• [Data shown]

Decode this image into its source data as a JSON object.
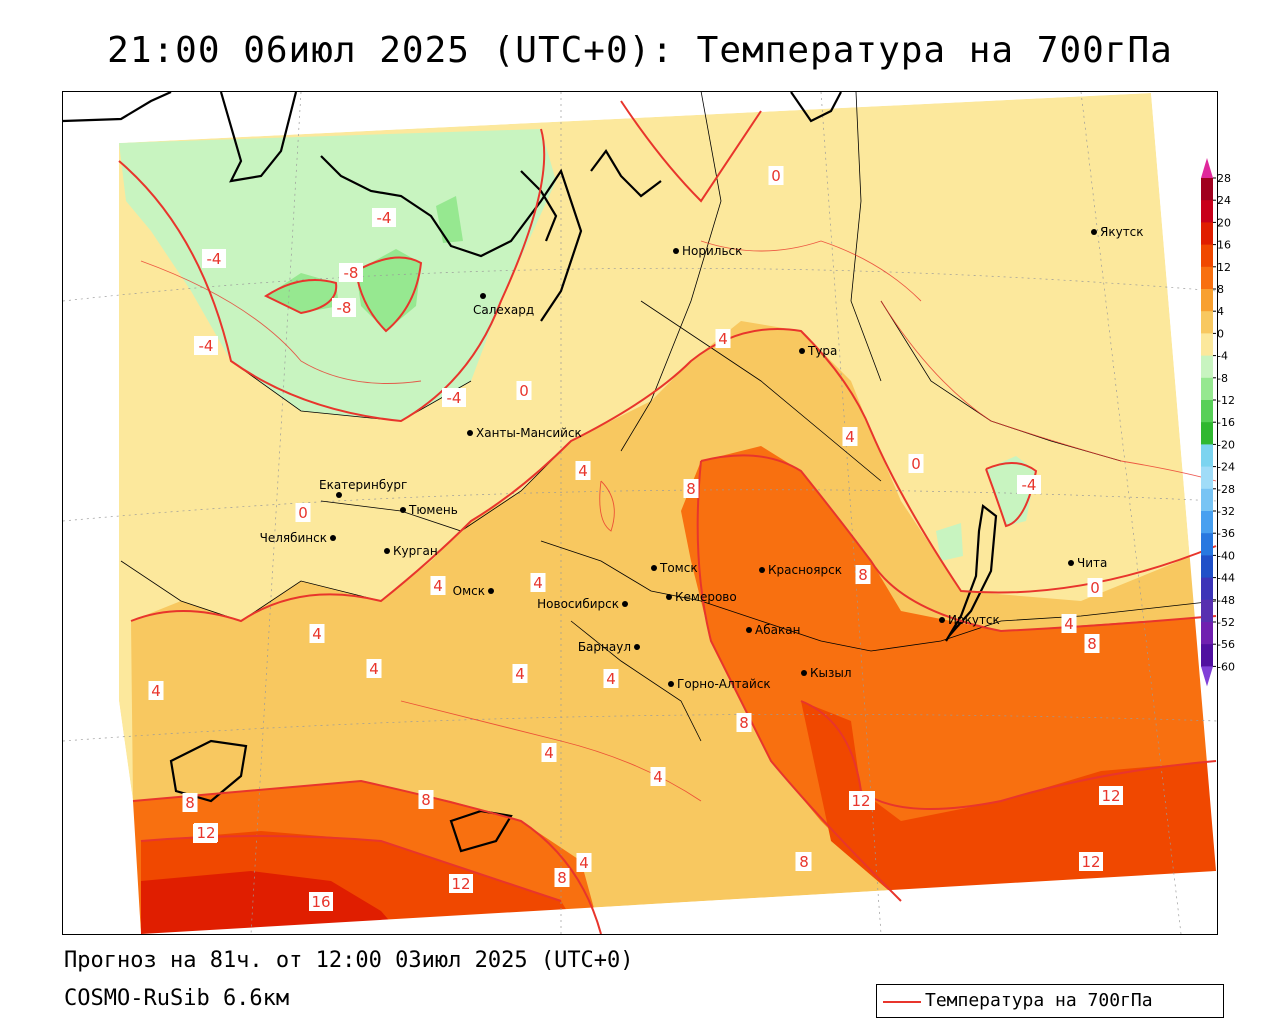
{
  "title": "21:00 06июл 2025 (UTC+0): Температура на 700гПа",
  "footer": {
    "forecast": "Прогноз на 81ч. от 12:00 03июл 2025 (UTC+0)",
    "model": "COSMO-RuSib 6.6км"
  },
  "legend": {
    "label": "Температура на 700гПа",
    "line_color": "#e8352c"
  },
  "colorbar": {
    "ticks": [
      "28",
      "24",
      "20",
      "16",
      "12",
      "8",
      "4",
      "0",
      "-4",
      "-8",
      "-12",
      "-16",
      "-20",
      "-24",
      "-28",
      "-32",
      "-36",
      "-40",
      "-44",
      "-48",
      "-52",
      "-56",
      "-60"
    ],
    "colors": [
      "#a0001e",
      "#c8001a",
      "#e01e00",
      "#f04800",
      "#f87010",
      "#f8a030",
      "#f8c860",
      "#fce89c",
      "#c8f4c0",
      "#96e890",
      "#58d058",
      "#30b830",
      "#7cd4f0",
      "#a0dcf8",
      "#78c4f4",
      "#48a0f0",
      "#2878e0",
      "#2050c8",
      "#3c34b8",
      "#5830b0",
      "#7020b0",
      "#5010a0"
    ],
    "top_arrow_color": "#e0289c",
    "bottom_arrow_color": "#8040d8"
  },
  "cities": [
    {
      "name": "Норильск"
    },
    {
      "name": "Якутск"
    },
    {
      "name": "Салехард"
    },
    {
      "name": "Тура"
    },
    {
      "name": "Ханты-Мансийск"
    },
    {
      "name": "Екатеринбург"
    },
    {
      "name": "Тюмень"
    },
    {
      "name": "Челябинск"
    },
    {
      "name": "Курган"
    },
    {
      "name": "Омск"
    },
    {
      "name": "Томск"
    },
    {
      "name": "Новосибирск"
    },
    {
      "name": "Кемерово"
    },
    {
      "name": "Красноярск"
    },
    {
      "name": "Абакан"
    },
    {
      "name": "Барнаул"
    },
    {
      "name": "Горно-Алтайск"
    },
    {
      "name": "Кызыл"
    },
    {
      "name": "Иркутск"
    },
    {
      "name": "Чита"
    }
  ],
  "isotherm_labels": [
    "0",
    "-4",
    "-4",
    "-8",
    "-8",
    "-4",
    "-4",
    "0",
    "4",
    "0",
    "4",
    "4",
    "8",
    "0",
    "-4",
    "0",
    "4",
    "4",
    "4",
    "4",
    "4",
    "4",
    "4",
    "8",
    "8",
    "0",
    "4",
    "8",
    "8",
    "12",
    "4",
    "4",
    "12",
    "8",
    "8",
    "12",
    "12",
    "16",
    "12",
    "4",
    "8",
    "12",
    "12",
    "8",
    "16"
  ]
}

• [Challenge] Quote the material word for word, dropping any images it holds.

• [Solved exercise]
Decode this image into its source data as a JSON object.
{
  "title": "21:00 06июл 2025 (UTC+0): Температура на 700гПа",
  "footer": {
    "forecast": "Прогноз на 81ч. от 12:00 03июл 2025 (UTC+0)",
    "model": "COSMO-RuSib 6.6км"
  },
  "legend": {
    "label": "Температура на 700гПа",
    "line_color": "#e8352c"
  },
  "colorbar": {
    "ticks": [
      "28",
      "24",
      "20",
      "16",
      "12",
      "8",
      "4",
      "0",
      "-4",
      "-8",
      "-12",
      "-16",
      "-20",
      "-24",
      "-28",
      "-32",
      "-36",
      "-40",
      "-44",
      "-48",
      "-52",
      "-56",
      "-60"
    ],
    "colors": [
      "#a0001e",
      "#c8001a",
      "#e01e00",
      "#f04800",
      "#f87010",
      "#f8a030",
      "#f8c860",
      "#fce89c",
      "#c8f4c0",
      "#96e890",
      "#58d058",
      "#30b830",
      "#7cd4f0",
      "#a0dcf8",
      "#78c4f4",
      "#48a0f0",
      "#2878e0",
      "#2050c8",
      "#3c34b8",
      "#5830b0",
      "#7020b0",
      "#5010a0"
    ],
    "top_arrow_color": "#e0289c",
    "bottom_arrow_color": "#8040d8"
  },
  "cities": [
    {
      "name": "Норильск"
    },
    {
      "name": "Якутск"
    },
    {
      "name": "Салехард"
    },
    {
      "name": "Тура"
    },
    {
      "name": "Ханты-Мансийск"
    },
    {
      "name": "Екатеринбург"
    },
    {
      "name": "Тюмень"
    },
    {
      "name": "Челябинск"
    },
    {
      "name": "Курган"
    },
    {
      "name": "Омск"
    },
    {
      "name": "Томск"
    },
    {
      "name": "Новосибирск"
    },
    {
      "name": "Кемерово"
    },
    {
      "name": "Красноярск"
    },
    {
      "name": "Абакан"
    },
    {
      "name": "Барнаул"
    },
    {
      "name": "Горно-Алтайск"
    },
    {
      "name": "Кызыл"
    },
    {
      "name": "Иркутск"
    },
    {
      "name": "Чита"
    }
  ],
  "isotherm_labels": [
    "0",
    "-4",
    "-4",
    "-8",
    "-8",
    "-4",
    "-4",
    "0",
    "4",
    "0",
    "4",
    "4",
    "8",
    "0",
    "-4",
    "0",
    "4",
    "4",
    "4",
    "4",
    "4",
    "4",
    "4",
    "8",
    "8",
    "0",
    "4",
    "8",
    "8",
    "12",
    "4",
    "4",
    "12",
    "8",
    "8",
    "12",
    "12",
    "16",
    "12",
    "4",
    "8",
    "12",
    "12",
    "8",
    "16"
  ]
}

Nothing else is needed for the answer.